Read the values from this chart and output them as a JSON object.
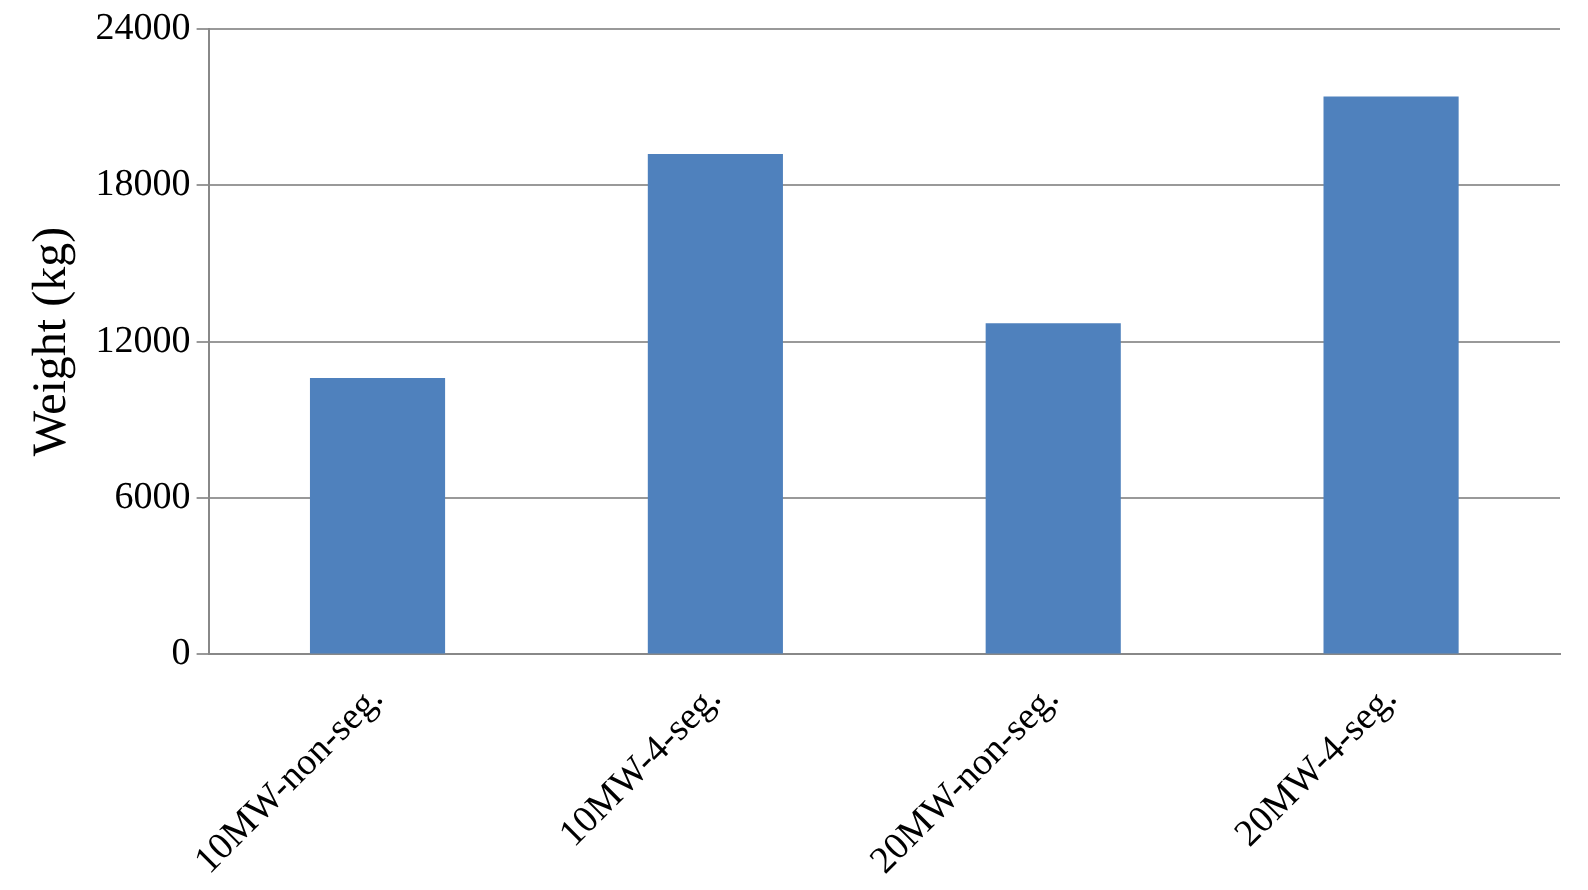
{
  "chart_data": {
    "type": "bar",
    "ylabel": "Weight (kg)",
    "categories": [
      "10MW-non-seg.",
      "10MW-4-seg.",
      "20MW-non-seg.",
      "20MW-4-seg."
    ],
    "values": [
      10600,
      19200,
      12700,
      21400
    ],
    "color": "#4f81bd",
    "ylim": [
      0,
      24000
    ],
    "yticks": [
      0,
      6000,
      12000,
      18000,
      24000
    ],
    "grid": "y",
    "legend": false
  }
}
• • • • •
• [THE REQUEST]: Keep the pictures out and write out the records exactly.

• [RESPONSE BELOW]:
Read the values from this chart and output them as a JSON object.
{
  "chart_data": {
    "type": "bar",
    "ylabel": "Weight (kg)",
    "categories": [
      "10MW-non-seg.",
      "10MW-4-seg.",
      "20MW-non-seg.",
      "20MW-4-seg."
    ],
    "values": [
      10600,
      19200,
      12700,
      21400
    ],
    "color": "#4f81bd",
    "ylim": [
      0,
      24000
    ],
    "yticks": [
      0,
      6000,
      12000,
      18000,
      24000
    ],
    "grid": "y",
    "legend": false
  }
}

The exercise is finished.